━━━━━ EXTRACT
# Cocker spaniel won't sleep and is excessively clingy!



## sopranogirl (Apr 21, 2008)

I just got a 6 year old retired breeder, a cocker spaniel, Riley. He was given to me by a private breeder at no cost, but now I am paying the price. I haven't been able to catch a wink since I got him 2 days ago. He whines, and howls if I try and leave him alone, so I am forced to bring him in the room with me where he paces all night and won't sleep, and won't let me sleep either! He is like my shadow which I do not mind during the day, but right now I can barely keep my eyes open and I have to work. Please help! I am thinking of taking him to the vet anyway, but in the meantime I would like some ideas about his extreme attachment to me though he has onlyl known me for 2 days! It is just too much, and I feel he has some underlying issues for his behavior that I would like to know about. Pretty Please!!!


----------



## Shaina (Oct 28, 2007)

Coming from a person who just spent last night listening to her new dog bark in his crate instead of sleeping...
━━━━━━━━━━
** INSTRUCTION 1 **
Retype the cocker spaniel thread word for word, starting with "I just got a" and going on through "(Oct 28, 2007)".
** INSTRUCTION 2 **
Extend the cocker spaniel thread above, picking up right after its final line.
━━━━━ ENTRIES
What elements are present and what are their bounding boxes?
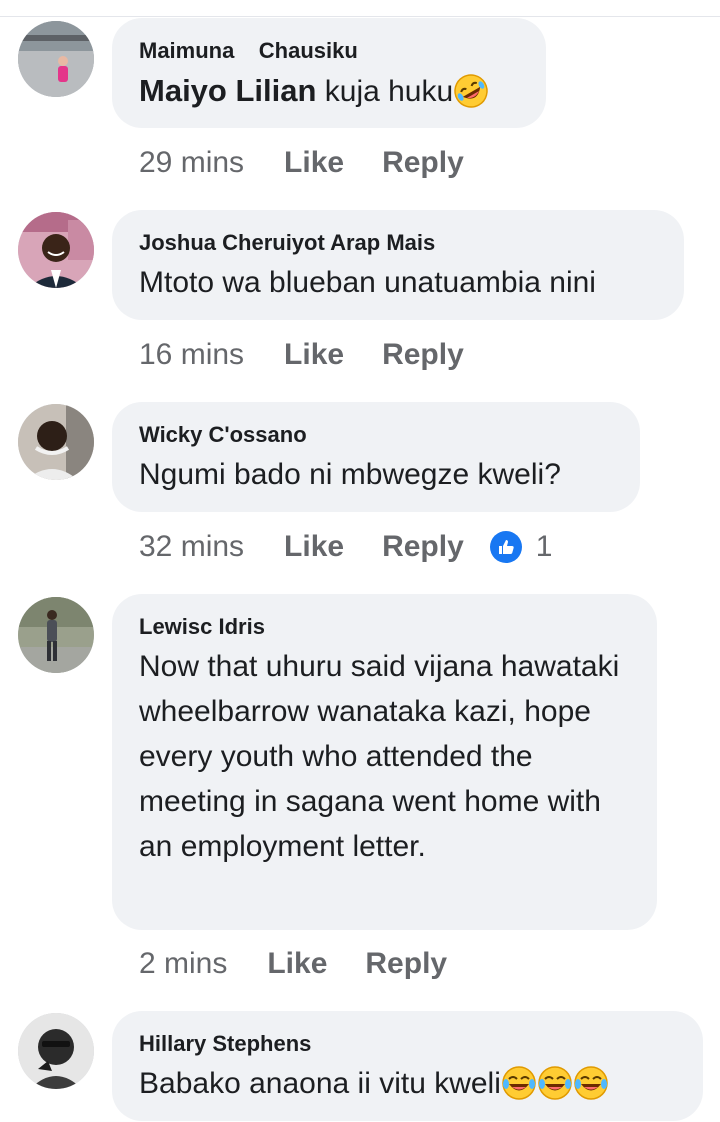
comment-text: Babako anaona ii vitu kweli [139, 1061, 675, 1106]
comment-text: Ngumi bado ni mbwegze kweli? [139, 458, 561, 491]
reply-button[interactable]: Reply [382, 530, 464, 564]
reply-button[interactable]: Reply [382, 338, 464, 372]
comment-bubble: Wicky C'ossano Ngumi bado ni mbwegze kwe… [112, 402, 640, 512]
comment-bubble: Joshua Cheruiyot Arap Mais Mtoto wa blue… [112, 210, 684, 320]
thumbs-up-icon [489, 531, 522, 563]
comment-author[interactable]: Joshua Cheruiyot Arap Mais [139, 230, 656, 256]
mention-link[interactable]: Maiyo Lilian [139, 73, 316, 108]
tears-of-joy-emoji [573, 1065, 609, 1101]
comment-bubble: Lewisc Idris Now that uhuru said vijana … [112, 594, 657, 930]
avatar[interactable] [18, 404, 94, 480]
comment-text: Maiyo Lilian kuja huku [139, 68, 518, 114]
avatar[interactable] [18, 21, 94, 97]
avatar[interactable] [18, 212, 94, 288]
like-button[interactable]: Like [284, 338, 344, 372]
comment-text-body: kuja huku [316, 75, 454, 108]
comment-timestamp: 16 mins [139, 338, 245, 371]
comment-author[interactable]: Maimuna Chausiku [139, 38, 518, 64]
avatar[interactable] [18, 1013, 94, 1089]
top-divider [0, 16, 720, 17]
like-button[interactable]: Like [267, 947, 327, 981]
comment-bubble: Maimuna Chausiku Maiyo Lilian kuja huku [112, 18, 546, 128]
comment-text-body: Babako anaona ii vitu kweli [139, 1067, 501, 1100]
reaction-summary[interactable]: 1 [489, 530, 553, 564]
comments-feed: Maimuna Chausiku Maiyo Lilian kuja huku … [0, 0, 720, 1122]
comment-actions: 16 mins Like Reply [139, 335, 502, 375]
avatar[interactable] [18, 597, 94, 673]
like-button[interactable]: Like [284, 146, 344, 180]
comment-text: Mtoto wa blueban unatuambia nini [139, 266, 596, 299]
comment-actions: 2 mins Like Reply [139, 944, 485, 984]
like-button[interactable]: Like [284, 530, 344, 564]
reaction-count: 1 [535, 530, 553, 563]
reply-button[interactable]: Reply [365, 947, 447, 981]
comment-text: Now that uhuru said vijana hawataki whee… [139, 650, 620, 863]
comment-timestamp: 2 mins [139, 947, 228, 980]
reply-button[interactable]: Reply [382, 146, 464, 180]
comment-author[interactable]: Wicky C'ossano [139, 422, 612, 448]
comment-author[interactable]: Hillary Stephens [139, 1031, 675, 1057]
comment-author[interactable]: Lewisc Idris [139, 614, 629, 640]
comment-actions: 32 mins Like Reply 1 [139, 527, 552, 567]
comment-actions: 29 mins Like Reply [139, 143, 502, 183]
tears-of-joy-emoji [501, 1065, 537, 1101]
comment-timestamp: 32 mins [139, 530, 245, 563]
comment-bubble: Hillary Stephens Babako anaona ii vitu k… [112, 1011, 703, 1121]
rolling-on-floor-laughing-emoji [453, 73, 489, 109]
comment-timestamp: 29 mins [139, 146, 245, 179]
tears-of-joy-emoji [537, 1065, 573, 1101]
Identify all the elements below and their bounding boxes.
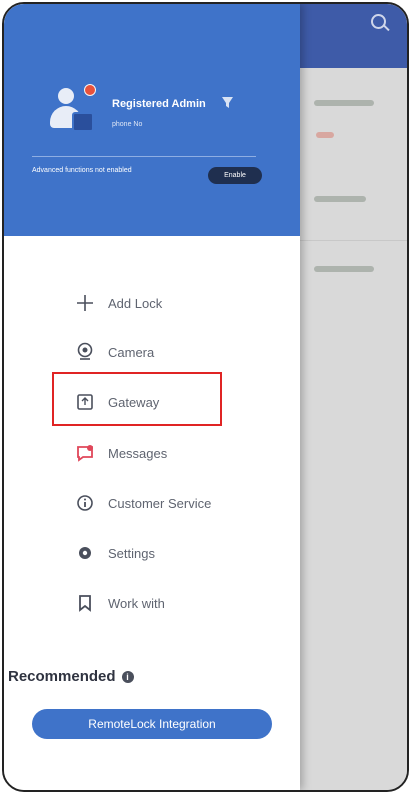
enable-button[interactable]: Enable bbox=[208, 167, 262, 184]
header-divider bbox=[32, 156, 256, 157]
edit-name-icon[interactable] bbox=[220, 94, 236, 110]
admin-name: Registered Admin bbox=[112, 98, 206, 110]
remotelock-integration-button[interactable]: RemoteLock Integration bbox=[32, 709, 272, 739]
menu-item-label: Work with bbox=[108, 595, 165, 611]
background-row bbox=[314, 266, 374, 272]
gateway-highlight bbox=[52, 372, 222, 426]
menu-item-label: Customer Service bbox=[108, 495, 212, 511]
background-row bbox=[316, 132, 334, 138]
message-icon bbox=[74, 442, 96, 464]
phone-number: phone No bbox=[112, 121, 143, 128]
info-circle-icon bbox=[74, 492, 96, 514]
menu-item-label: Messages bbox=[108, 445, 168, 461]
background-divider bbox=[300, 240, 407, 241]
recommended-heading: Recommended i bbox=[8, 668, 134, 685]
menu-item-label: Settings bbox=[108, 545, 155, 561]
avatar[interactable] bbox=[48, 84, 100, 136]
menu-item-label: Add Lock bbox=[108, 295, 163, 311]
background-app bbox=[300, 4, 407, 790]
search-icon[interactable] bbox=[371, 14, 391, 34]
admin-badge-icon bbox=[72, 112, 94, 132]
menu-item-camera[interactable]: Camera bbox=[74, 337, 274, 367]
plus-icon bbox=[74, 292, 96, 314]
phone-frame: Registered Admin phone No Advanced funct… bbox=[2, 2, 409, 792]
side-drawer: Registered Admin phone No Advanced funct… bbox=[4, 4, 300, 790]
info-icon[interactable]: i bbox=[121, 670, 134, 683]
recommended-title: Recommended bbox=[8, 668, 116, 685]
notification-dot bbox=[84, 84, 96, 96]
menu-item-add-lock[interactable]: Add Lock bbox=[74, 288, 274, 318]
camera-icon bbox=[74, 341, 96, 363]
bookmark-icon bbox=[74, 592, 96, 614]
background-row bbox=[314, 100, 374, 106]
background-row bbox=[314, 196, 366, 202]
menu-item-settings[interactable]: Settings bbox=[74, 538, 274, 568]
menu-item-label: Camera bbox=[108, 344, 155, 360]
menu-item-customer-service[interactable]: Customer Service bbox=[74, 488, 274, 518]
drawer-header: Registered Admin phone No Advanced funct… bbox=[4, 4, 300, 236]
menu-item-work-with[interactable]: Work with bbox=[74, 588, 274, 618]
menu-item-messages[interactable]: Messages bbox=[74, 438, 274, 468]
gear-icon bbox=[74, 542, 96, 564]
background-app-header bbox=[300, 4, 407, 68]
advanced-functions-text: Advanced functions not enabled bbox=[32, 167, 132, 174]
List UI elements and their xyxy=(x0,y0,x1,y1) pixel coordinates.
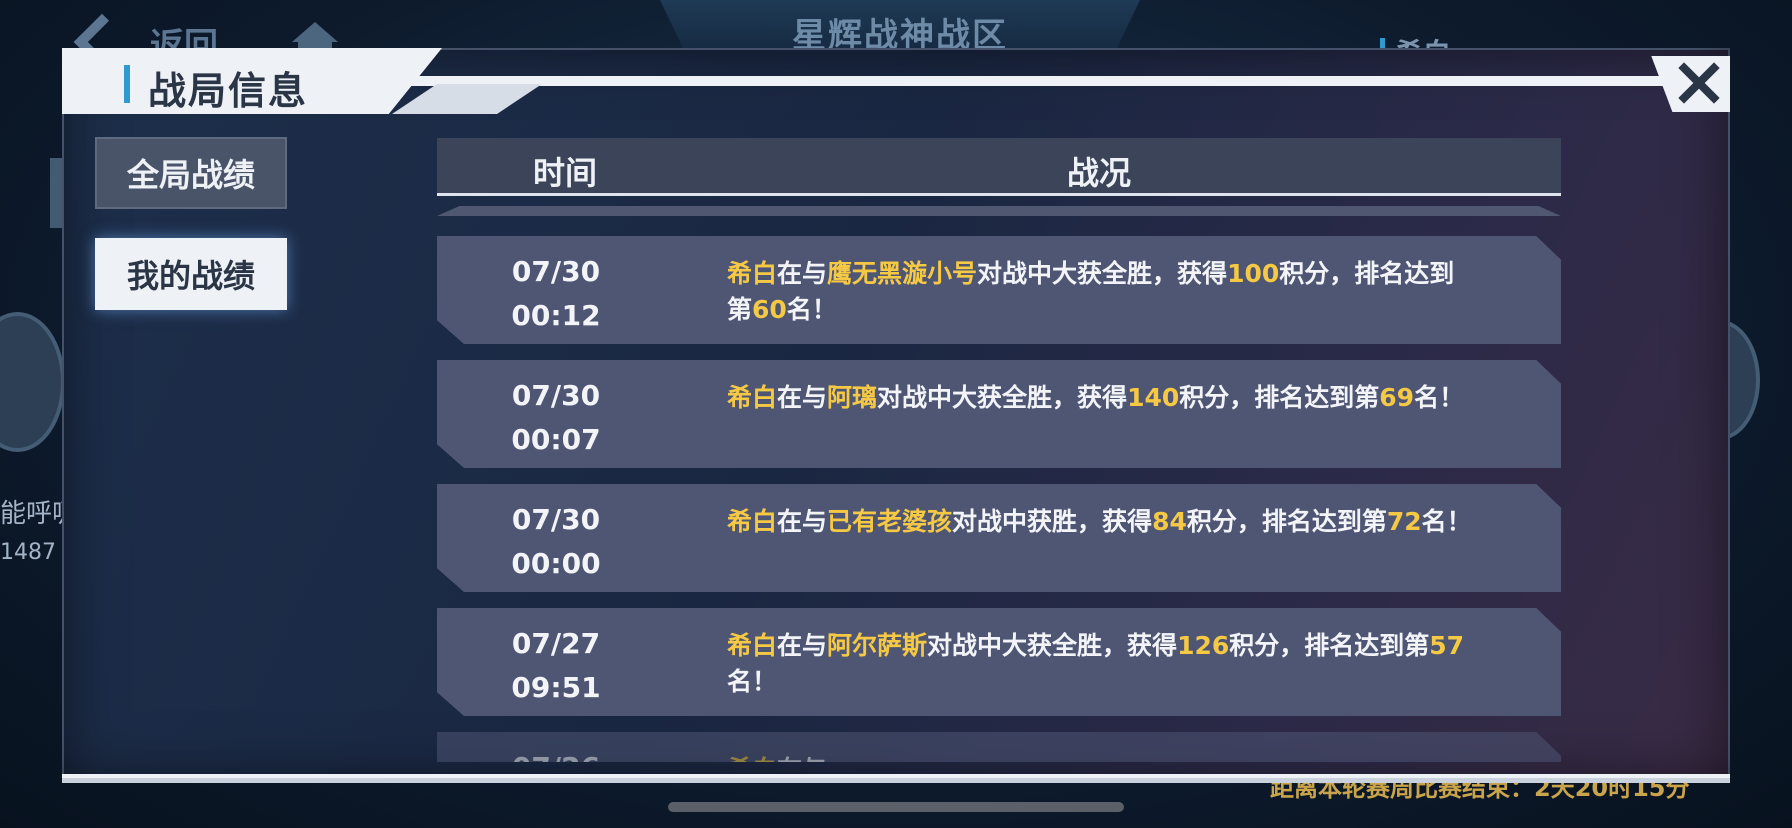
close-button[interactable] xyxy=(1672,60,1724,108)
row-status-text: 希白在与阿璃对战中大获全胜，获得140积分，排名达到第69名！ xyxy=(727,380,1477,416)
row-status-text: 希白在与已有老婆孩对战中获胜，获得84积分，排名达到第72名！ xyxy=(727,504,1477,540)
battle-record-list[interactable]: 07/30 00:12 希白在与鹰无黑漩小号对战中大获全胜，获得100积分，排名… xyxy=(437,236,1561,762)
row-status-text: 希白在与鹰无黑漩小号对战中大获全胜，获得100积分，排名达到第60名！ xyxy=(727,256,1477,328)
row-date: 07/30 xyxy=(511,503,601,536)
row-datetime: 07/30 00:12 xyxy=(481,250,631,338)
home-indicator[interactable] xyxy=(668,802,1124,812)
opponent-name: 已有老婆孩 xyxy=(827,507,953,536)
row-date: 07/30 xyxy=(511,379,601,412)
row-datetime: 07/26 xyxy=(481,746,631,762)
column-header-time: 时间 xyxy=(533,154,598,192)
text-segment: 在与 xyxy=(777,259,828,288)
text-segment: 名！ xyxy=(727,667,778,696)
━━━━━━━━━━
** FINAL ANSWER 1 **
I just got a 6 year old retired breeder, a cocker spaniel, Riley. He was given to me by a private breeder at no cost, but now I am paying the price. I haven't been able to catch a wink since I got him 2 days ago. He whines, and howls if I try and leave him alone, so I am forced to bring him in the room with me where he paces all night and won't sleep, and won't let me sleep either! He is like my shadow which I do not mind during the day, but right now I can barely keep my eyes open and I have to work. Please help! I am thinking of taking him to the vet anyway, but in the meantime I would like some ideas about his extreme attachment to me though he has onlyl known me for 2 days! It is just too much, and I feel he has some underlying issues for his behavior that I would like to know about. Pretty Please!!!


----------



## Shaina (Oct 28, 2007)

** FINAL ANSWER 2 **
It sounds like somewhat typical "new dog" behavior...everything is new and he's very unsure about his surroundings. Getting him checked out by a vet ASAP is good practice with a new pet anyway, and should rule out any underlying health issues, so good thinking there.

I don't know what his background is in terms of socialization and such, but I would recommend enrolling yourselves in an obedience class. Improving the lines of communication between the two of you can only help, and should help him feel a little more at ease since he will know what to expect from you.

If you haven't already gotten him a crate, you may want to try it. You can either get a dog bed for it, or just use some old towels or a comforter to pad it, and drape a sheet over the top to create his personal den place. An old pillow that smells like you wouldn't be a bad idea either; it might help him sleep at night. If you do go the crate method, do *not* give in to any barking or whining while he's in there...don't even look at him when he's making a fuss. Just make sure he has a durable toy or two (as stuffed Kong worked for my first dog...this one doesn't seem interested), and doesn't have his collar on (choking hazard), and he should be perfectly fine.

Most importantly, give him time. Two days isn't very long when you consider his whole life's been upturned, and everyone he knew has disappeared...you're his one familiar thing now, so it's not surprising he doesn't want to let you out of his sight. 

Enjoy your new guy! You and I will just have dark circles under our eyes for, hopefully, a very short time. It'll be entirely worth it.


EDIT: Oh, and by the way, we'd love to see pictures of your new boy!


----------



## sopranogirl (Apr 21, 2008)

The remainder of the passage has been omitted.